[Figure dataset records]
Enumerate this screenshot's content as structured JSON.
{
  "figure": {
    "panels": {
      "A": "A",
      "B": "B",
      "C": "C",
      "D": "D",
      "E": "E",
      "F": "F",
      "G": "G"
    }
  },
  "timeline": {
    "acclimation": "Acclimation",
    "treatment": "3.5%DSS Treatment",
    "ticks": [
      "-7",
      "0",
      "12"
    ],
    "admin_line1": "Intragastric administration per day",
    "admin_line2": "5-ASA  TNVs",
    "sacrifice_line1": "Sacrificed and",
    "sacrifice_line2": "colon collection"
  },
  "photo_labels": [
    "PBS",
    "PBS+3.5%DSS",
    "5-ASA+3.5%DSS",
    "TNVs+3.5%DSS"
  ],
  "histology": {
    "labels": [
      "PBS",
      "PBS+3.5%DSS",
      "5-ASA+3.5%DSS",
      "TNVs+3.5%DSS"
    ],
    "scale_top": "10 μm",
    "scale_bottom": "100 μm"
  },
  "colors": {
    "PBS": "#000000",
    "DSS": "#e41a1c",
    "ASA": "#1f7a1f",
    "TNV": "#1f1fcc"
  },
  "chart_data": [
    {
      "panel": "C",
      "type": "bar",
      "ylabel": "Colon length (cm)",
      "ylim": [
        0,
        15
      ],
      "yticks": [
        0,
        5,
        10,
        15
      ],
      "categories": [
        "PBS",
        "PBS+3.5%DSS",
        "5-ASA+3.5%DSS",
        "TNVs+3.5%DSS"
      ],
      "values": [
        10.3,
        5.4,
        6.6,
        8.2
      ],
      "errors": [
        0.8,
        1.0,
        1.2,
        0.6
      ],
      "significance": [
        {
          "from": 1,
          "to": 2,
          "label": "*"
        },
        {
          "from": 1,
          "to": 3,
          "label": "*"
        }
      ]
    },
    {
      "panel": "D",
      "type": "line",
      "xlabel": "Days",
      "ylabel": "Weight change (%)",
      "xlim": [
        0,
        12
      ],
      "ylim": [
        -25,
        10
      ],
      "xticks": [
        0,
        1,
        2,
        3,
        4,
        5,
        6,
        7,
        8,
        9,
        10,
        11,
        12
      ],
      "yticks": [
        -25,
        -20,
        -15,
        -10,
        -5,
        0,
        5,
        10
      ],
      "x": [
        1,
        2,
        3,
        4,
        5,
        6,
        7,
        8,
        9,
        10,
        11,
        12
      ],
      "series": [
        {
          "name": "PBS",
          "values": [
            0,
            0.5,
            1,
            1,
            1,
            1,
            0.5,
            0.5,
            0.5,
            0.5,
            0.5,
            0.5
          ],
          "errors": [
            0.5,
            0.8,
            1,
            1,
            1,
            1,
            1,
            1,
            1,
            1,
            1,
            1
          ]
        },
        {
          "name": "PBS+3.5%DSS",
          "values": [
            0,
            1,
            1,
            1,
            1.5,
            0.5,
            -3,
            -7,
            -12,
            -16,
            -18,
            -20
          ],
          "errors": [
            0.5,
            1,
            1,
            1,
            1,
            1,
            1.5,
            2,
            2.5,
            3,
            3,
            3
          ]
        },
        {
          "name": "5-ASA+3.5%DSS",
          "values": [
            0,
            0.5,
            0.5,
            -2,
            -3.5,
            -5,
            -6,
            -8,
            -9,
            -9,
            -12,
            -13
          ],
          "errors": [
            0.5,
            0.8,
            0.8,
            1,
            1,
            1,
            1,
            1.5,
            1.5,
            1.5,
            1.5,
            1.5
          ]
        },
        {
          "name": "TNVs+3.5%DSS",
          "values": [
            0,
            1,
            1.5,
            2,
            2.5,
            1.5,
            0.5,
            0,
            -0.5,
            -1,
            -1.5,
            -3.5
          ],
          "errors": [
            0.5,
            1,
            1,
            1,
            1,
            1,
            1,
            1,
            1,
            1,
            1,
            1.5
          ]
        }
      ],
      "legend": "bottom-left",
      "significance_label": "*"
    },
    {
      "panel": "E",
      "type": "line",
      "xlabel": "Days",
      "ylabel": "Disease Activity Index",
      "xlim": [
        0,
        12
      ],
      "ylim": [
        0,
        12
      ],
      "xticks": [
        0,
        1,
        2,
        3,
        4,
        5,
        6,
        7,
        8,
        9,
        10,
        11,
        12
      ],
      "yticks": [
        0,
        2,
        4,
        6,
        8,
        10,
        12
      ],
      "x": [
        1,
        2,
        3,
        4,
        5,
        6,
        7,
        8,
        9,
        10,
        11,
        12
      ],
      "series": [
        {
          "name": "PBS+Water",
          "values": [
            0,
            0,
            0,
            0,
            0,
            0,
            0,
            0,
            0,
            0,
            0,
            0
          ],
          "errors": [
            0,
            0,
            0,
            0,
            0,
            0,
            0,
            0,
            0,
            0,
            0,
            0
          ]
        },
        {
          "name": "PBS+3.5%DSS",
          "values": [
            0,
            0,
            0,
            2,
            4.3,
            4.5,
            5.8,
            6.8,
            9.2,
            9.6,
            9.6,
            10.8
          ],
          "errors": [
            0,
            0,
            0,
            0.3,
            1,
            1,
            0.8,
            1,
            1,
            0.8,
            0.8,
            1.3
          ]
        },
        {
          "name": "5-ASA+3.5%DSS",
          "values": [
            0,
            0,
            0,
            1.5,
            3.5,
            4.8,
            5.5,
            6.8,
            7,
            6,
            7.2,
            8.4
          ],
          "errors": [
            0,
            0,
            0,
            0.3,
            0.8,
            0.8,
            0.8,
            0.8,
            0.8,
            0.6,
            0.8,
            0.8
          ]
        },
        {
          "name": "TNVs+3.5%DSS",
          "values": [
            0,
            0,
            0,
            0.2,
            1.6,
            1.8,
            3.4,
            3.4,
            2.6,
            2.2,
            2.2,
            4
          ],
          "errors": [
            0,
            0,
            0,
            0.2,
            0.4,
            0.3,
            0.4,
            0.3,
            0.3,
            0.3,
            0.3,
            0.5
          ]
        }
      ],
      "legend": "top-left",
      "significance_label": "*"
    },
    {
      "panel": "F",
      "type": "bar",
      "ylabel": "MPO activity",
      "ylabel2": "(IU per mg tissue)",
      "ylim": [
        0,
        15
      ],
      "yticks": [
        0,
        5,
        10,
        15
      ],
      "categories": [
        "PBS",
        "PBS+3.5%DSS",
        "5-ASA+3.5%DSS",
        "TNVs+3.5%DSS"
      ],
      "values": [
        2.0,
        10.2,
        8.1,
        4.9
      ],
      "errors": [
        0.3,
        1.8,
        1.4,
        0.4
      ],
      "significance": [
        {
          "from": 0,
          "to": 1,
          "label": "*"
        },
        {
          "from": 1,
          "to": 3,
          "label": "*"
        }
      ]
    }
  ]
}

» JOB:
Transcribe the data above in full, exactly.

» THE RESULT:
Enumerate this screenshot's content as structured JSON.
{
  "figure": {
    "panels": {
      "A": "A",
      "B": "B",
      "C": "C",
      "D": "D",
      "E": "E",
      "F": "F",
      "G": "G"
    }
  },
  "timeline": {
    "acclimation": "Acclimation",
    "treatment": "3.5%DSS Treatment",
    "ticks": [
      "-7",
      "0",
      "12"
    ],
    "admin_line1": "Intragastric administration per day",
    "admin_line2": "5-ASA  TNVs",
    "sacrifice_line1": "Sacrificed and",
    "sacrifice_line2": "colon collection"
  },
  "photo_labels": [
    "PBS",
    "PBS+3.5%DSS",
    "5-ASA+3.5%DSS",
    "TNVs+3.5%DSS"
  ],
  "histology": {
    "labels": [
      "PBS",
      "PBS+3.5%DSS",
      "5-ASA+3.5%DSS",
      "TNVs+3.5%DSS"
    ],
    "scale_top": "10 μm",
    "scale_bottom": "100 μm"
  },
  "colors": {
    "PBS": "#000000",
    "DSS": "#e41a1c",
    "ASA": "#1f7a1f",
    "TNV": "#1f1fcc"
  },
  "chart_data": [
    {
      "panel": "C",
      "type": "bar",
      "ylabel": "Colon length (cm)",
      "ylim": [
        0,
        15
      ],
      "yticks": [
        0,
        5,
        10,
        15
      ],
      "categories": [
        "PBS",
        "PBS+3.5%DSS",
        "5-ASA+3.5%DSS",
        "TNVs+3.5%DSS"
      ],
      "values": [
        10.3,
        5.4,
        6.6,
        8.2
      ],
      "errors": [
        0.8,
        1.0,
        1.2,
        0.6
      ],
      "significance": [
        {
          "from": 1,
          "to": 2,
          "label": "*"
        },
        {
          "from": 1,
          "to": 3,
          "label": "*"
        }
      ]
    },
    {
      "panel": "D",
      "type": "line",
      "xlabel": "Days",
      "ylabel": "Weight change (%)",
      "xlim": [
        0,
        12
      ],
      "ylim": [
        -25,
        10
      ],
      "xticks": [
        0,
        1,
        2,
        3,
        4,
        5,
        6,
        7,
        8,
        9,
        10,
        11,
        12
      ],
      "yticks": [
        -25,
        -20,
        -15,
        -10,
        -5,
        0,
        5,
        10
      ],
      "x": [
        1,
        2,
        3,
        4,
        5,
        6,
        7,
        8,
        9,
        10,
        11,
        12
      ],
      "series": [
        {
          "name": "PBS",
          "values": [
            0,
            0.5,
            1,
            1,
            1,
            1,
            0.5,
            0.5,
            0.5,
            0.5,
            0.5,
            0.5
          ],
          "errors": [
            0.5,
            0.8,
            1,
            1,
            1,
            1,
            1,
            1,
            1,
            1,
            1,
            1
          ]
        },
        {
          "name": "PBS+3.5%DSS",
          "values": [
            0,
            1,
            1,
            1,
            1.5,
            0.5,
            -3,
            -7,
            -12,
            -16,
            -18,
            -20
          ],
          "errors": [
            0.5,
            1,
            1,
            1,
            1,
            1,
            1.5,
            2,
            2.5,
            3,
            3,
            3
          ]
        },
        {
          "name": "5-ASA+3.5%DSS",
          "values": [
            0,
            0.5,
            0.5,
            -2,
            -3.5,
            -5,
            -6,
            -8,
            -9,
            -9,
            -12,
            -13
          ],
          "errors": [
            0.5,
            0.8,
            0.8,
            1,
            1,
            1,
            1,
            1.5,
            1.5,
            1.5,
            1.5,
            1.5
          ]
        },
        {
          "name": "TNVs+3.5%DSS",
          "values": [
            0,
            1,
            1.5,
            2,
            2.5,
            1.5,
            0.5,
            0,
            -0.5,
            -1,
            -1.5,
            -3.5
          ],
          "errors": [
            0.5,
            1,
            1,
            1,
            1,
            1,
            1,
            1,
            1,
            1,
            1,
            1.5
          ]
        }
      ],
      "legend": "bottom-left",
      "significance_label": "*"
    },
    {
      "panel": "E",
      "type": "line",
      "xlabel": "Days",
      "ylabel": "Disease Activity Index",
      "xlim": [
        0,
        12
      ],
      "ylim": [
        0,
        12
      ],
      "xticks": [
        0,
        1,
        2,
        3,
        4,
        5,
        6,
        7,
        8,
        9,
        10,
        11,
        12
      ],
      "yticks": [
        0,
        2,
        4,
        6,
        8,
        10,
        12
      ],
      "x": [
        1,
        2,
        3,
        4,
        5,
        6,
        7,
        8,
        9,
        10,
        11,
        12
      ],
      "series": [
        {
          "name": "PBS+Water",
          "values": [
            0,
            0,
            0,
            0,
            0,
            0,
            0,
            0,
            0,
            0,
            0,
            0
          ],
          "errors": [
            0,
            0,
            0,
            0,
            0,
            0,
            0,
            0,
            0,
            0,
            0,
            0
          ]
        },
        {
          "name": "PBS+3.5%DSS",
          "values": [
            0,
            0,
            0,
            2,
            4.3,
            4.5,
            5.8,
            6.8,
            9.2,
            9.6,
            9.6,
            10.8
          ],
          "errors": [
            0,
            0,
            0,
            0.3,
            1,
            1,
            0.8,
            1,
            1,
            0.8,
            0.8,
            1.3
          ]
        },
        {
          "name": "5-ASA+3.5%DSS",
          "values": [
            0,
            0,
            0,
            1.5,
            3.5,
            4.8,
            5.5,
            6.8,
            7,
            6,
            7.2,
            8.4
          ],
          "errors": [
            0,
            0,
            0,
            0.3,
            0.8,
            0.8,
            0.8,
            0.8,
            0.8,
            0.6,
            0.8,
            0.8
          ]
        },
        {
          "name": "TNVs+3.5%DSS",
          "values": [
            0,
            0,
            0,
            0.2,
            1.6,
            1.8,
            3.4,
            3.4,
            2.6,
            2.2,
            2.2,
            4
          ],
          "errors": [
            0,
            0,
            0,
            0.2,
            0.4,
            0.3,
            0.4,
            0.3,
            0.3,
            0.3,
            0.3,
            0.5
          ]
        }
      ],
      "legend": "top-left",
      "significance_label": "*"
    },
    {
      "panel": "F",
      "type": "bar",
      "ylabel": "MPO activity",
      "ylabel2": "(IU per mg tissue)",
      "ylim": [
        0,
        15
      ],
      "yticks": [
        0,
        5,
        10,
        15
      ],
      "categories": [
        "PBS",
        "PBS+3.5%DSS",
        "5-ASA+3.5%DSS",
        "TNVs+3.5%DSS"
      ],
      "values": [
        2.0,
        10.2,
        8.1,
        4.9
      ],
      "errors": [
        0.3,
        1.8,
        1.4,
        0.4
      ],
      "significance": [
        {
          "from": 0,
          "to": 1,
          "label": "*"
        },
        {
          "from": 1,
          "to": 3,
          "label": "*"
        }
      ]
    }
  ]
}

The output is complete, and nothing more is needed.